## [Your goal]
What follows is a set of records; restate each one word for word and drop the pictures.

┄┄┄┄┄┄┄┄┄┄

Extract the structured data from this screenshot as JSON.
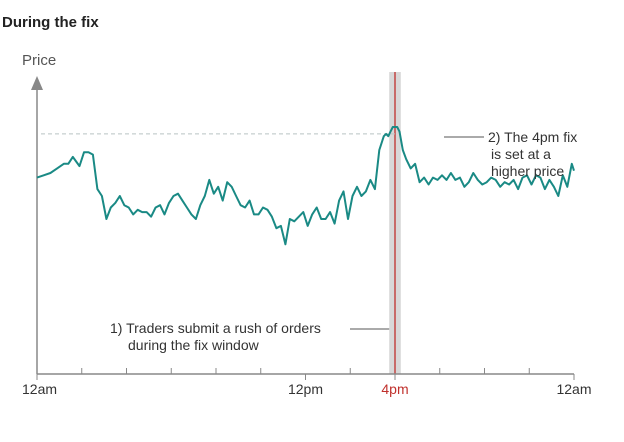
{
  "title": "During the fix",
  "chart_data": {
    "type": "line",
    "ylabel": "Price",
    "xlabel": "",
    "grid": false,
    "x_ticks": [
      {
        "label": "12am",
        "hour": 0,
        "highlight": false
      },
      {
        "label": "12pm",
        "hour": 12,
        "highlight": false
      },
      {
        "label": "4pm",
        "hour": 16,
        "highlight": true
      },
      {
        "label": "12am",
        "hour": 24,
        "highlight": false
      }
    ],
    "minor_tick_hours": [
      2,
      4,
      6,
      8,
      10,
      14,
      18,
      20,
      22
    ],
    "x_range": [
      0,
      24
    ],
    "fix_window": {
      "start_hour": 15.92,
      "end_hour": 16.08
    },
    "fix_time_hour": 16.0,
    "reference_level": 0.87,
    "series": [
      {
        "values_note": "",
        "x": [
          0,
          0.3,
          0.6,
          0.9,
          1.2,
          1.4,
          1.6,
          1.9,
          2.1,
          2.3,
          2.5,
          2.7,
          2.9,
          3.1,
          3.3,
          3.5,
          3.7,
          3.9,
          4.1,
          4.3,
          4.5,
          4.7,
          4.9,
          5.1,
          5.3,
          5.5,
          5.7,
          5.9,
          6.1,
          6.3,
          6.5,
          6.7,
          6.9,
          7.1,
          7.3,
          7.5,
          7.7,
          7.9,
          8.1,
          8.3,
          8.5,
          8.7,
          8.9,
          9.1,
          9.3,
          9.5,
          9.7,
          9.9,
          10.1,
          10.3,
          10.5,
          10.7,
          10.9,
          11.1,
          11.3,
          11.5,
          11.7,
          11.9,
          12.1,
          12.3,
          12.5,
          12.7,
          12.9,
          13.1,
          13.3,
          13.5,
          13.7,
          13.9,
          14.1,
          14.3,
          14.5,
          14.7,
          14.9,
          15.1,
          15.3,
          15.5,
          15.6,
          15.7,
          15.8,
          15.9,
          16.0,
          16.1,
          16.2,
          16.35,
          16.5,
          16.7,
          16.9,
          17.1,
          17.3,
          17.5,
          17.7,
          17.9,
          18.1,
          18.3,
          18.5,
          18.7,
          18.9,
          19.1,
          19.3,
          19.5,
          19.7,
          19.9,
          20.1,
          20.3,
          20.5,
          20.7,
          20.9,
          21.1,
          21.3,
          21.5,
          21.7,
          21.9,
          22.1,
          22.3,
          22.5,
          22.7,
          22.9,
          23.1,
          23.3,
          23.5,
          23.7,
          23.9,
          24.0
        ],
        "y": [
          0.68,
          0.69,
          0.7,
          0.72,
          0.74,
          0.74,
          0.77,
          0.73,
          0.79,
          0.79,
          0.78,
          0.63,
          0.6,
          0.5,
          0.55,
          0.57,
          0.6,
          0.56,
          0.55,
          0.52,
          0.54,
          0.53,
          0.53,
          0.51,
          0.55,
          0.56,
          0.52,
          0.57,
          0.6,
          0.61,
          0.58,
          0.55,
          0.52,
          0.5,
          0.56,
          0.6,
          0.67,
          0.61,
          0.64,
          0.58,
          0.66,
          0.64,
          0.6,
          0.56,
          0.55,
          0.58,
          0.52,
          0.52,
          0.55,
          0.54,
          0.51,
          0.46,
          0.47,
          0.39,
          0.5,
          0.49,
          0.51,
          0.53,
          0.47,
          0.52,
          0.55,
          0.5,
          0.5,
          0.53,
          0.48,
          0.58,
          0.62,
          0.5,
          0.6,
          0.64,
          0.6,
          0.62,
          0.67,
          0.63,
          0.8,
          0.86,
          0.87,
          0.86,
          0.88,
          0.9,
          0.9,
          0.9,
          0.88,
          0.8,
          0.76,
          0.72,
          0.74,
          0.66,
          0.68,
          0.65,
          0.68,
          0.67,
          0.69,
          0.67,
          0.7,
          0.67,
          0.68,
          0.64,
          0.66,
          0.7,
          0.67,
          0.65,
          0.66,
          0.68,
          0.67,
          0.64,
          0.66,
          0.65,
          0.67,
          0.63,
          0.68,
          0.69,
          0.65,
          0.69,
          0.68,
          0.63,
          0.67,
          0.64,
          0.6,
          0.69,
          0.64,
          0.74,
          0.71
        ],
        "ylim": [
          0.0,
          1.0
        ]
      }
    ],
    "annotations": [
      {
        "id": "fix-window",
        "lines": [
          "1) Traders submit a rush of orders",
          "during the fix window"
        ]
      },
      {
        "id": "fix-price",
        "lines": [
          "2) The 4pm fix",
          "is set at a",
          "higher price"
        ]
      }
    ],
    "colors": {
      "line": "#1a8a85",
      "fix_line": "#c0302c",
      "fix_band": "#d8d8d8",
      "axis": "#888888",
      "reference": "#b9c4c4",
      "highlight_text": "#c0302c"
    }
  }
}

┄┄┄┄┄┄┄┄┄┄

## [Solution to the exercise]
Extract the structured data from this screenshot as JSON.
{
  "title": "During the fix",
  "chart_data": {
    "type": "line",
    "ylabel": "Price",
    "xlabel": "",
    "grid": false,
    "x_ticks": [
      {
        "label": "12am",
        "hour": 0,
        "highlight": false
      },
      {
        "label": "12pm",
        "hour": 12,
        "highlight": false
      },
      {
        "label": "4pm",
        "hour": 16,
        "highlight": true
      },
      {
        "label": "12am",
        "hour": 24,
        "highlight": false
      }
    ],
    "minor_tick_hours": [
      2,
      4,
      6,
      8,
      10,
      14,
      18,
      20,
      22
    ],
    "x_range": [
      0,
      24
    ],
    "fix_window": {
      "start_hour": 15.92,
      "end_hour": 16.08
    },
    "fix_time_hour": 16.0,
    "reference_level": 0.87,
    "series": [
      {
        "values_note": "",
        "x": [
          0,
          0.3,
          0.6,
          0.9,
          1.2,
          1.4,
          1.6,
          1.9,
          2.1,
          2.3,
          2.5,
          2.7,
          2.9,
          3.1,
          3.3,
          3.5,
          3.7,
          3.9,
          4.1,
          4.3,
          4.5,
          4.7,
          4.9,
          5.1,
          5.3,
          5.5,
          5.7,
          5.9,
          6.1,
          6.3,
          6.5,
          6.7,
          6.9,
          7.1,
          7.3,
          7.5,
          7.7,
          7.9,
          8.1,
          8.3,
          8.5,
          8.7,
          8.9,
          9.1,
          9.3,
          9.5,
          9.7,
          9.9,
          10.1,
          10.3,
          10.5,
          10.7,
          10.9,
          11.1,
          11.3,
          11.5,
          11.7,
          11.9,
          12.1,
          12.3,
          12.5,
          12.7,
          12.9,
          13.1,
          13.3,
          13.5,
          13.7,
          13.9,
          14.1,
          14.3,
          14.5,
          14.7,
          14.9,
          15.1,
          15.3,
          15.5,
          15.6,
          15.7,
          15.8,
          15.9,
          16.0,
          16.1,
          16.2,
          16.35,
          16.5,
          16.7,
          16.9,
          17.1,
          17.3,
          17.5,
          17.7,
          17.9,
          18.1,
          18.3,
          18.5,
          18.7,
          18.9,
          19.1,
          19.3,
          19.5,
          19.7,
          19.9,
          20.1,
          20.3,
          20.5,
          20.7,
          20.9,
          21.1,
          21.3,
          21.5,
          21.7,
          21.9,
          22.1,
          22.3,
          22.5,
          22.7,
          22.9,
          23.1,
          23.3,
          23.5,
          23.7,
          23.9,
          24.0
        ],
        "y": [
          0.68,
          0.69,
          0.7,
          0.72,
          0.74,
          0.74,
          0.77,
          0.73,
          0.79,
          0.79,
          0.78,
          0.63,
          0.6,
          0.5,
          0.55,
          0.57,
          0.6,
          0.56,
          0.55,
          0.52,
          0.54,
          0.53,
          0.53,
          0.51,
          0.55,
          0.56,
          0.52,
          0.57,
          0.6,
          0.61,
          0.58,
          0.55,
          0.52,
          0.5,
          0.56,
          0.6,
          0.67,
          0.61,
          0.64,
          0.58,
          0.66,
          0.64,
          0.6,
          0.56,
          0.55,
          0.58,
          0.52,
          0.52,
          0.55,
          0.54,
          0.51,
          0.46,
          0.47,
          0.39,
          0.5,
          0.49,
          0.51,
          0.53,
          0.47,
          0.52,
          0.55,
          0.5,
          0.5,
          0.53,
          0.48,
          0.58,
          0.62,
          0.5,
          0.6,
          0.64,
          0.6,
          0.62,
          0.67,
          0.63,
          0.8,
          0.86,
          0.87,
          0.86,
          0.88,
          0.9,
          0.9,
          0.9,
          0.88,
          0.8,
          0.76,
          0.72,
          0.74,
          0.66,
          0.68,
          0.65,
          0.68,
          0.67,
          0.69,
          0.67,
          0.7,
          0.67,
          0.68,
          0.64,
          0.66,
          0.7,
          0.67,
          0.65,
          0.66,
          0.68,
          0.67,
          0.64,
          0.66,
          0.65,
          0.67,
          0.63,
          0.68,
          0.69,
          0.65,
          0.69,
          0.68,
          0.63,
          0.67,
          0.64,
          0.6,
          0.69,
          0.64,
          0.74,
          0.71
        ],
        "ylim": [
          0.0,
          1.0
        ]
      }
    ],
    "annotations": [
      {
        "id": "fix-window",
        "lines": [
          "1) Traders submit a rush of orders",
          "during the fix window"
        ]
      },
      {
        "id": "fix-price",
        "lines": [
          "2) The 4pm fix",
          "is set at a",
          "higher price"
        ]
      }
    ],
    "colors": {
      "line": "#1a8a85",
      "fix_line": "#c0302c",
      "fix_band": "#d8d8d8",
      "axis": "#888888",
      "reference": "#b9c4c4",
      "highlight_text": "#c0302c"
    }
  }
}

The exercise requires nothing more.